---------- DATA LINES

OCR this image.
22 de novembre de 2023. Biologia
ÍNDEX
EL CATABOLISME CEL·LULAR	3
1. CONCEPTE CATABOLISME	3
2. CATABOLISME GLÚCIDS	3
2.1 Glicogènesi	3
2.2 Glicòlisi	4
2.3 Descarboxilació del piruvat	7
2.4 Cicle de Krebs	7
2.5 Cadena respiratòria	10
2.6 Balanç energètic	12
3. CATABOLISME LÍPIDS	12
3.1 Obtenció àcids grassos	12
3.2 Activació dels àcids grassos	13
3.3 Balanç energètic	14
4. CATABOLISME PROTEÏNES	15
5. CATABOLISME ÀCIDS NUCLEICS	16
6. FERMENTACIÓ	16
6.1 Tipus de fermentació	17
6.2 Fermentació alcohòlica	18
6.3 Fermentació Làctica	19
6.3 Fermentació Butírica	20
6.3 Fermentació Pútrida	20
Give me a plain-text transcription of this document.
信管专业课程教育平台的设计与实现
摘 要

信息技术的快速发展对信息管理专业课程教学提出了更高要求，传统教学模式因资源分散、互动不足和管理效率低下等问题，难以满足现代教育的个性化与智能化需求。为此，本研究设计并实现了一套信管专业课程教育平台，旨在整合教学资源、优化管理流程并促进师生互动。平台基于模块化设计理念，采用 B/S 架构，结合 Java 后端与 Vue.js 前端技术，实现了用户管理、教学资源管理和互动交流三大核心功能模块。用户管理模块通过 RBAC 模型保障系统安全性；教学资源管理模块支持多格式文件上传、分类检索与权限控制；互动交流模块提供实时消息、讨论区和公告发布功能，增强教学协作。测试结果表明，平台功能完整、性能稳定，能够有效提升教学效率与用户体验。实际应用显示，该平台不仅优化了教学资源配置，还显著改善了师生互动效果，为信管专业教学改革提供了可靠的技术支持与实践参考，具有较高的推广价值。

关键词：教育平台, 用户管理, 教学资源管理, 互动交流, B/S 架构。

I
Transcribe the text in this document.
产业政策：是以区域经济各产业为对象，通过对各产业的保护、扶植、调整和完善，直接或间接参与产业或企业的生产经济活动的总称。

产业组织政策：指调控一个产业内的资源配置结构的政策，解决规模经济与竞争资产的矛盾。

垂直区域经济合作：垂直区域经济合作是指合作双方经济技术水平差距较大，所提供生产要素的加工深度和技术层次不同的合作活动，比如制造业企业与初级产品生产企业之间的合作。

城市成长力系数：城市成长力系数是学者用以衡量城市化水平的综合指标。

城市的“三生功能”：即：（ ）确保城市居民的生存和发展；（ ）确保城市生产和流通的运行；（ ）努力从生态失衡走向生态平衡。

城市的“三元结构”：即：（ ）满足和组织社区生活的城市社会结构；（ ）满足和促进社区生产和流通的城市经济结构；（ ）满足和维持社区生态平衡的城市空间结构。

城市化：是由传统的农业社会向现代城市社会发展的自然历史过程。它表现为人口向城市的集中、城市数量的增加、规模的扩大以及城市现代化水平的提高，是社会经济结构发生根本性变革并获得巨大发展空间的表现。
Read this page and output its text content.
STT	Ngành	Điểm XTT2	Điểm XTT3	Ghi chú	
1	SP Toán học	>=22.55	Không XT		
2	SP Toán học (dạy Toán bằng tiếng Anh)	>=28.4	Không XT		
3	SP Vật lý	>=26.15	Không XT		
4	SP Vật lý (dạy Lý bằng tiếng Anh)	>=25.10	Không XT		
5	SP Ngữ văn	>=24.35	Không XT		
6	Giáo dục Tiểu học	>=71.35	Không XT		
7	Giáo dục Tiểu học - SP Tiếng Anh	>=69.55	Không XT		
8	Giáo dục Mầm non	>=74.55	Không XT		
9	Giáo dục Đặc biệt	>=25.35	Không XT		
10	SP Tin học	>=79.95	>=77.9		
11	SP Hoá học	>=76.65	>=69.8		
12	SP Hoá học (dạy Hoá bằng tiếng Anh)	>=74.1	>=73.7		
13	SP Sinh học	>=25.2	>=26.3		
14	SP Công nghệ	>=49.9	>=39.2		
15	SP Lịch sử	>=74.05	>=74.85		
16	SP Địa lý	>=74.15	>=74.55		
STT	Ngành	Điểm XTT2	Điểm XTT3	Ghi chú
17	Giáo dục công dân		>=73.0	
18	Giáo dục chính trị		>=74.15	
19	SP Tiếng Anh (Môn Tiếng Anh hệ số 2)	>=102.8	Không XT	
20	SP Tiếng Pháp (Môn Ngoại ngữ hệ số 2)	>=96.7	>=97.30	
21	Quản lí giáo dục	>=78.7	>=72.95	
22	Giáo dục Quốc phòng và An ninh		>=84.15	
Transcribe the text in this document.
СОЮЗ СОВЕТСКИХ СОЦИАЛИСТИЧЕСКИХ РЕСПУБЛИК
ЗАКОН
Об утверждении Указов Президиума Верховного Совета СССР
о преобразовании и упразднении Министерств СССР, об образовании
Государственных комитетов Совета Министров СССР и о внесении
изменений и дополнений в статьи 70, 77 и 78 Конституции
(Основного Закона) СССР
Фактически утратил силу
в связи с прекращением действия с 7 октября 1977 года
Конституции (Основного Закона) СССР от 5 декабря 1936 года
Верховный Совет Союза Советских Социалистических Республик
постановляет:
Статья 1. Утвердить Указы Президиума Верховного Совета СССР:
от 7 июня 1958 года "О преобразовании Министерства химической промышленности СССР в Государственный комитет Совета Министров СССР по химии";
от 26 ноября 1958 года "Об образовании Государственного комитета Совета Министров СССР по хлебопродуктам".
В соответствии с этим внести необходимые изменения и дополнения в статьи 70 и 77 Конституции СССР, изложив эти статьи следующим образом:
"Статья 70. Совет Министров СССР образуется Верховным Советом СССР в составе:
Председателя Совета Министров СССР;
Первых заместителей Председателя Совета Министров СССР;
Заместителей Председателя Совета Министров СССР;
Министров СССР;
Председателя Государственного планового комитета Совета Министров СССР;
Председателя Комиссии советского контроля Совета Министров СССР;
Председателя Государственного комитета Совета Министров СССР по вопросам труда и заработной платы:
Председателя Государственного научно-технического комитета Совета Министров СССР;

--------------------

[WHAT IS EXPECTED] Every entry must be quoted exactly as it appears above.

[FINISHED ANSWER]
OCR this image.
22 de novembre de 2023. Biologia
ÍNDEX
EL CATABOLISME CEL·LULAR	3
1. CONCEPTE CATABOLISME	3
2. CATABOLISME GLÚCIDS	3
2.1 Glicogènesi	3
2.2 Glicòlisi	4
2.3 Descarboxilació del piruvat	7
2.4 Cicle de Krebs	7
2.5 Cadena respiratòria	10
2.6 Balanç energètic	12
3. CATABOLISME LÍPIDS	12
3.1 Obtenció àcids grassos	12
3.2 Activació dels àcids grassos	13
3.3 Balanç energètic	14
4. CATABOLISME PROTEÏNES	15
5. CATABOLISME ÀCIDS NUCLEICS	16
6. FERMENTACIÓ	16
6.1 Tipus de fermentació	17
6.2 Fermentació alcohòlica	18
6.3 Fermentació Làctica	19
6.3 Fermentació Butírica	20
6.3 Fermentació Pútrida	20
Give me a plain-text transcription of this document.
信管专业课程教育平台的设计与实现
摘 要

信息技术的快速发展对信息管理专业课程教学提出了更高要求，传统教学模式因资源分散、互动不足和管理效率低下等问题，难以满足现代教育的个性化与智能化需求。为此，本研究设计并实现了一套信管专业课程教育平台，旨在整合教学资源、优化管理流程并促进师生互动。平台基于模块化设计理念，采用 B/S 架构，结合 Java 后端与 Vue.js 前端技术，实现了用户管理、教学资源管理和互动交流三大核心功能模块。用户管理模块通过 RBAC 模型保障系统安全性；教学资源管理模块支持多格式文件上传、分类检索与权限控制；互动交流模块提供实时消息、讨论区和公告发布功能，增强教学协作。测试结果表明，平台功能完整、性能稳定，能够有效提升教学效率与用户体验。实际应用显示，该平台不仅优化了教学资源配置，还显著改善了师生互动效果，为信管专业教学改革提供了可靠的技术支持与实践参考，具有较高的推广价值。

关键词：教育平台, 用户管理, 教学资源管理, 互动交流, B/S 架构。

I
Transcribe the text in this document.
产业政策：是以区域经济各产业为对象，通过对各产业的保护、扶植、调整和完善，直接或间接参与产业或企业的生产经济活动的总称。

产业组织政策：指调控一个产业内的资源配置结构的政策，解决规模经济与竞争资产的矛盾。

垂直区域经济合作：垂直区域经济合作是指合作双方经济技术水平差距较大，所提供生产要素的加工深度和技术层次不同的合作活动，比如制造业企业与初级产品生产企业之间的合作。

城市成长力系数：城市成长力系数是学者用以衡量城市化水平的综合指标。

城市的“三生功能”：即：（ ）确保城市居民的生存和发展；（ ）确保城市生产和流通的运行；（ ）努力从生态失衡走向生态平衡。

城市的“三元结构”：即：（ ）满足和组织社区生活的城市社会结构；（ ）满足和促进社区生产和流通的城市经济结构；（ ）满足和维持社区生态平衡的城市空间结构。

城市化：是由传统的农业社会向现代城市社会发展的自然历史过程。它表现为人口向城市的集中、城市数量的增加、规模的扩大以及城市现代化水平的提高，是社会经济结构发生根本性变革并获得巨大发展空间的表现。
Read this page and output its text content.
STT	Ngành	Điểm XTT2	Điểm XTT3	Ghi chú	
1	SP Toán học	>=22.55	Không XT		
2	SP Toán học (dạy Toán bằng tiếng Anh)	>=28.4	Không XT		
3	SP Vật lý	>=26.15	Không XT		
4	SP Vật lý (dạy Lý bằng tiếng Anh)	>=25.10	Không XT		
5	SP Ngữ văn	>=24.35	Không XT		
6	Giáo dục Tiểu học	>=71.35	Không XT		
7	Giáo dục Tiểu học - SP Tiếng Anh	>=69.55	Không XT		
8	Giáo dục Mầm non	>=74.55	Không XT		
9	Giáo dục Đặc biệt	>=25.35	Không XT		
10	SP Tin học	>=79.95	>=77.9		
11	SP Hoá học	>=76.65	>=69.8		
12	SP Hoá học (dạy Hoá bằng tiếng Anh)	>=74.1	>=73.7		
13	SP Sinh học	>=25.2	>=26.3		
14	SP Công nghệ	>=49.9	>=39.2		
15	SP Lịch sử	>=74.05	>=74.85		
16	SP Địa lý	>=74.15	>=74.55		
STT	Ngành	Điểm XTT2	Điểm XTT3	Ghi chú
17	Giáo dục công dân		>=73.0	
18	Giáo dục chính trị		>=74.15	
19	SP Tiếng Anh (Môn Tiếng Anh hệ số 2)	>=102.8	Không XT	
20	SP Tiếng Pháp (Môn Ngoại ngữ hệ số 2)	>=96.7	>=97.30	
21	Quản lí giáo dục	>=78.7	>=72.95	
22	Giáo dục Quốc phòng và An ninh		>=84.15	
Transcribe the text in this document.
СОЮЗ СОВЕТСКИХ СОЦИАЛИСТИЧЕСКИХ РЕСПУБЛИК
ЗАКОН
Об утверждении Указов Президиума Верховного Совета СССР
о преобразовании и упразднении Министерств СССР, об образовании
Государственных комитетов Совета Министров СССР и о внесении
изменений и дополнений в статьи 70, 77 и 78 Конституции
(Основного Закона) СССР
Фактически утратил силу
в связи с прекращением действия с 7 октября 1977 года
Конституции (Основного Закона) СССР от 5 декабря 1936 года
Верховный Совет Союза Советских Социалистических Республик
постановляет:
Статья 1. Утвердить Указы Президиума Верховного Совета СССР:
от 7 июня 1958 года "О преобразовании Министерства химической промышленности СССР в Государственный комитет Совета Министров СССР по химии";
от 26 ноября 1958 года "Об образовании Государственного комитета Совета Министров СССР по хлебопродуктам".
В соответствии с этим внести необходимые изменения и дополнения в статьи 70 и 77 Конституции СССР, изложив эти статьи следующим образом:
"Статья 70. Совет Министров СССР образуется Верховным Советом СССР в составе:
Председателя Совета Министров СССР;
Первых заместителей Председателя Совета Министров СССР;
Заместителей Председателя Совета Министров СССР;
Министров СССР;
Председателя Государственного планового комитета Совета Министров СССР;
Председателя Комиссии советского контроля Совета Министров СССР;
Председателя Государственного комитета Совета Министров СССР по вопросам труда и заработной платы:
Председателя Государственного научно-технического комитета Совета Министров СССР;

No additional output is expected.